Copy out the lines that have "ylabel" in them.

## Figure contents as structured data
※

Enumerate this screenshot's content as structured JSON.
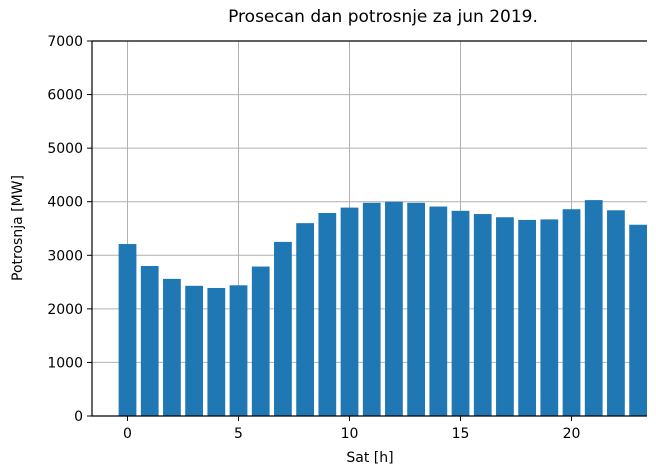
{
  "chart_data": {
    "type": "bar",
    "title": "Prosecan dan potrosnje za jun 2019.",
    "xlabel": "Sat [h]",
    "ylabel": "Potrosnja [MW]",
    "x": [
      0,
      1,
      2,
      3,
      4,
      5,
      6,
      7,
      8,
      9,
      10,
      11,
      12,
      13,
      14,
      15,
      16,
      17,
      18,
      19,
      20,
      21,
      22,
      23
    ],
    "values": [
      3210,
      2800,
      2560,
      2430,
      2390,
      2440,
      2790,
      3250,
      3600,
      3790,
      3890,
      3980,
      4000,
      3980,
      3910,
      3830,
      3770,
      3710,
      3660,
      3670,
      3860,
      4030,
      3840,
      3570
    ],
    "color": "#1f77b4",
    "xlim": [
      -1.6,
      23.4
    ],
    "xticks": [
      0,
      5,
      10,
      15,
      20
    ],
    "ylim": [
      0,
      7000
    ],
    "yticks": [
      0,
      1000,
      2000,
      3000,
      4000,
      5000,
      6000,
      7000
    ],
    "grid": true
  }
}
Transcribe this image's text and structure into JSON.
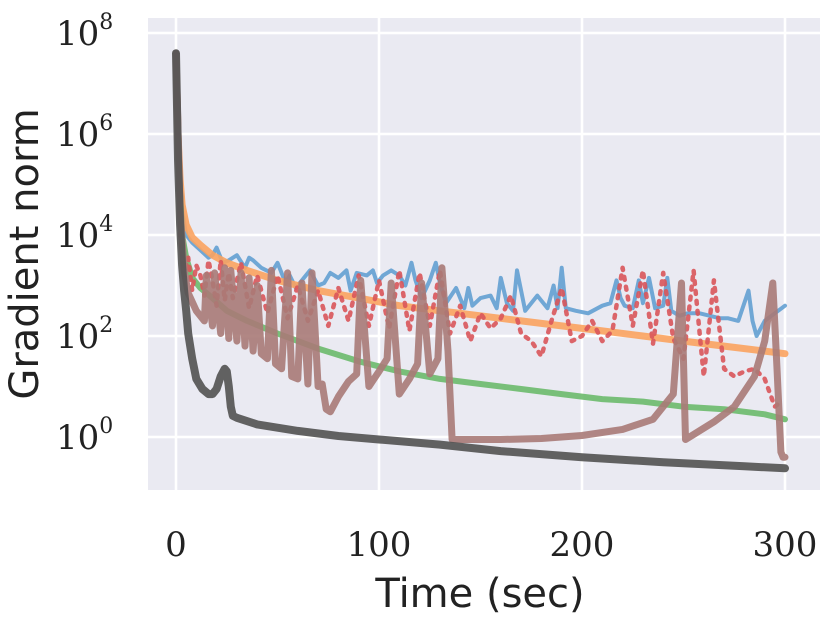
{
  "chart_data": {
    "type": "line",
    "title": "",
    "xlabel": "Time (sec)",
    "ylabel": "Gradient norm",
    "xlim": [
      -15,
      310
    ],
    "ylim_log10": [
      -1,
      8.3
    ],
    "yscale": "log",
    "grid": true,
    "background": "#eaeaf2",
    "x_ticks": [
      {
        "value": 0,
        "label": "0"
      },
      {
        "value": 100,
        "label": "100"
      },
      {
        "value": 200,
        "label": "200"
      },
      {
        "value": 300,
        "label": "300"
      }
    ],
    "y_ticks": [
      {
        "exponent": 0,
        "base": "10",
        "sup": "0"
      },
      {
        "exponent": 2,
        "base": "10",
        "sup": "2"
      },
      {
        "exponent": 4,
        "base": "10",
        "sup": "4"
      },
      {
        "exponent": 6,
        "base": "10",
        "sup": "6"
      },
      {
        "exponent": 8,
        "base": "10",
        "sup": "8"
      }
    ],
    "series": [
      {
        "name": "series-blue",
        "color": "#5b9bd0",
        "width": 4,
        "dash": "",
        "opacity": 0.85,
        "x": [
          0,
          1,
          2,
          3,
          5,
          8,
          12,
          16,
          18,
          20,
          23,
          26,
          30,
          34,
          36,
          38,
          42,
          47,
          50,
          54,
          56,
          59,
          63,
          66,
          70,
          73,
          76,
          80,
          84,
          86,
          89,
          94,
          97,
          99,
          102,
          106,
          110,
          113,
          116,
          118,
          121,
          125,
          128,
          130,
          133,
          138,
          142,
          144,
          146,
          150,
          155,
          158,
          160,
          163,
          166,
          168,
          172,
          178,
          183,
          186,
          188,
          190,
          192,
          197,
          203,
          210,
          214,
          217,
          219,
          221,
          225,
          228,
          230,
          233,
          236,
          240,
          242,
          244,
          248,
          252,
          258,
          263,
          268,
          272,
          277,
          282,
          284,
          286,
          290,
          295,
          300
        ],
        "y": [
          7.6,
          6.0,
          5.2,
          4.5,
          4.0,
          3.85,
          3.7,
          3.55,
          3.6,
          3.75,
          3.45,
          3.5,
          3.6,
          3.35,
          3.55,
          3.5,
          3.35,
          3.25,
          3.45,
          3.05,
          3.2,
          2.95,
          3.15,
          3.3,
          3.0,
          3.05,
          3.25,
          3.15,
          3.3,
          2.9,
          3.25,
          3.2,
          3.3,
          3.05,
          3.2,
          3.3,
          3.2,
          3.0,
          3.45,
          3.1,
          2.75,
          3.1,
          3.45,
          3.05,
          2.65,
          2.95,
          2.55,
          2.95,
          2.6,
          2.75,
          2.8,
          2.55,
          3.15,
          2.65,
          2.5,
          3.3,
          2.5,
          2.8,
          2.55,
          3.0,
          2.55,
          3.35,
          2.55,
          2.5,
          2.45,
          2.6,
          2.65,
          3.1,
          2.75,
          2.6,
          2.55,
          3.1,
          2.65,
          3.15,
          2.55,
          2.6,
          3.15,
          2.5,
          2.4,
          2.45,
          2.45,
          2.4,
          2.35,
          2.35,
          2.3,
          2.9,
          2.3,
          2.0,
          2.3,
          2.45,
          2.6
        ]
      },
      {
        "name": "series-orange",
        "color": "#fba35f",
        "width": 7,
        "dash": "",
        "opacity": 0.9,
        "x": [
          0,
          1,
          2,
          3,
          5,
          8,
          12,
          18,
          25,
          35,
          50,
          70,
          90,
          110,
          130,
          150,
          170,
          190,
          210,
          230,
          250,
          270,
          290,
          300
        ],
        "y": [
          7.6,
          6.0,
          5.1,
          4.6,
          4.2,
          3.95,
          3.8,
          3.6,
          3.45,
          3.3,
          3.1,
          2.9,
          2.75,
          2.6,
          2.5,
          2.4,
          2.3,
          2.2,
          2.1,
          2.0,
          1.9,
          1.8,
          1.7,
          1.65
        ]
      },
      {
        "name": "series-green",
        "color": "#6bba6b",
        "width": 6,
        "dash": "",
        "opacity": 0.9,
        "x": [
          0,
          1,
          2,
          3,
          5,
          8,
          12,
          18,
          25,
          35,
          50,
          70,
          90,
          110,
          130,
          150,
          170,
          190,
          210,
          230,
          250,
          270,
          290,
          300
        ],
        "y": [
          7.6,
          5.8,
          4.8,
          4.0,
          3.55,
          3.15,
          2.95,
          2.75,
          2.5,
          2.3,
          2.05,
          1.75,
          1.5,
          1.3,
          1.15,
          1.05,
          0.95,
          0.85,
          0.75,
          0.7,
          0.6,
          0.55,
          0.45,
          0.35
        ]
      },
      {
        "name": "series-red-dotted",
        "color": "#d9555a",
        "width": 4.5,
        "dash": "3 7",
        "opacity": 0.9,
        "x": [
          0,
          2,
          4,
          6,
          8,
          10,
          12,
          14,
          16,
          18,
          20,
          22,
          24,
          26,
          28,
          32,
          36,
          40,
          45,
          50,
          55,
          60,
          65,
          70,
          75,
          80,
          85,
          90,
          95,
          100,
          105,
          110,
          115,
          120,
          125,
          130,
          135,
          140,
          145,
          150,
          155,
          160,
          165,
          170,
          175,
          180,
          185,
          190,
          195,
          200,
          205,
          210,
          215,
          220,
          225,
          230,
          235,
          240,
          245,
          250,
          255,
          260,
          265,
          270,
          275,
          280,
          285,
          290,
          295,
          298
        ],
        "y": [
          7.6,
          4.0,
          3.2,
          3.55,
          2.9,
          3.4,
          3.2,
          2.8,
          3.5,
          3.1,
          2.6,
          3.5,
          2.7,
          3.25,
          2.75,
          3.45,
          2.55,
          3.2,
          2.45,
          3.2,
          2.35,
          3.0,
          2.3,
          2.9,
          2.2,
          2.95,
          2.3,
          3.2,
          2.2,
          3.1,
          2.15,
          3.3,
          2.1,
          3.25,
          2.2,
          3.3,
          2.05,
          2.6,
          1.9,
          2.45,
          2.15,
          2.35,
          2.8,
          2.05,
          1.9,
          1.6,
          2.3,
          2.95,
          1.9,
          2.0,
          2.3,
          1.9,
          2.1,
          3.35,
          2.2,
          3.3,
          1.85,
          3.25,
          1.95,
          1.55,
          3.3,
          1.2,
          3.1,
          1.35,
          1.2,
          1.3,
          1.35,
          1.15,
          0.6,
          0.7
        ]
      },
      {
        "name": "series-brown",
        "color": "#a87a77",
        "width": 7,
        "dash": "",
        "opacity": 0.9,
        "x": [
          0,
          2,
          4,
          6,
          10,
          14,
          15,
          18,
          19,
          22,
          24,
          26,
          27,
          30,
          32,
          34,
          36,
          38,
          40,
          42,
          45,
          47,
          49,
          52,
          55,
          57,
          60,
          62,
          65,
          67,
          70,
          72,
          74,
          76,
          80,
          85,
          89,
          91,
          95,
          100,
          104,
          106,
          110,
          115,
          119,
          121,
          125,
          129,
          131,
          134,
          136,
          138,
          145,
          160,
          180,
          200,
          220,
          235,
          245,
          249,
          251,
          255,
          265,
          275,
          285,
          290,
          294,
          296,
          298,
          299,
          300
        ],
        "y": [
          7.6,
          4.5,
          3.3,
          2.85,
          2.5,
          2.3,
          3.2,
          2.2,
          3.25,
          2.05,
          3.35,
          1.95,
          3.3,
          1.9,
          3.25,
          1.8,
          3.15,
          1.7,
          3.0,
          1.65,
          1.55,
          3.3,
          1.45,
          1.35,
          3.25,
          1.2,
          1.15,
          3.05,
          1.05,
          3.25,
          1.0,
          1.05,
          0.55,
          0.5,
          0.8,
          1.1,
          1.25,
          3.1,
          1.0,
          1.3,
          1.55,
          3.05,
          0.85,
          1.15,
          1.45,
          3.05,
          1.25,
          1.55,
          3.35,
          1.7,
          -0.05,
          -0.05,
          -0.05,
          -0.05,
          -0.03,
          0.03,
          0.15,
          0.35,
          0.85,
          3.05,
          -0.05,
          0.05,
          0.3,
          0.6,
          1.2,
          1.9,
          3.05,
          1.4,
          -0.3,
          -0.4,
          -0.4
        ]
      },
      {
        "name": "series-gray",
        "color": "#555555",
        "width": 8,
        "dash": "",
        "opacity": 0.92,
        "x": [
          0,
          1,
          2,
          3,
          4,
          5,
          6,
          8,
          10,
          13,
          16,
          18,
          20,
          22,
          24,
          25,
          26,
          27,
          28,
          30,
          40,
          60,
          80,
          100,
          130,
          160,
          200,
          240,
          280,
          300
        ],
        "y": [
          7.6,
          5.5,
          4.2,
          3.4,
          2.9,
          2.5,
          2.05,
          1.55,
          1.15,
          0.95,
          0.85,
          0.85,
          0.95,
          1.2,
          1.35,
          1.3,
          1.0,
          0.6,
          0.42,
          0.38,
          0.25,
          0.12,
          0.02,
          -0.05,
          -0.15,
          -0.28,
          -0.4,
          -0.5,
          -0.58,
          -0.62
        ]
      }
    ]
  }
}
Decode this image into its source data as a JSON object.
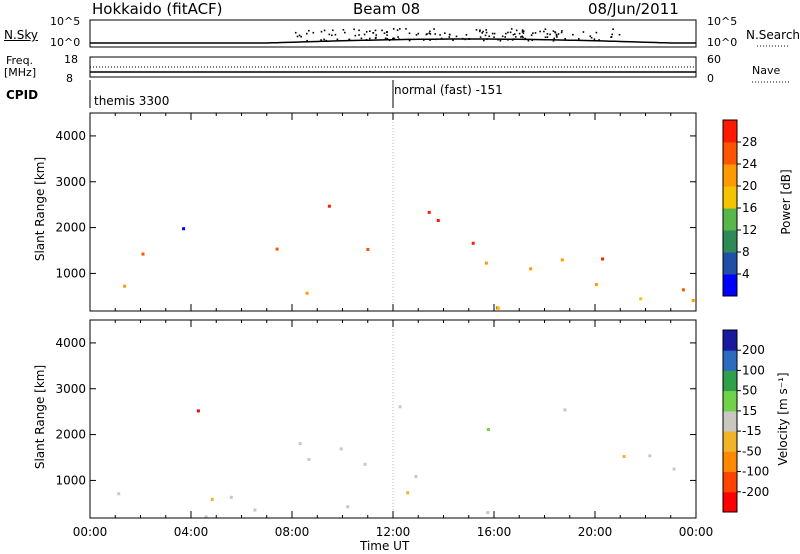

※

## TASK ANSWER
    "ylabel": "Potrosnja [MW]",
    "ylabel": "Gradient norm",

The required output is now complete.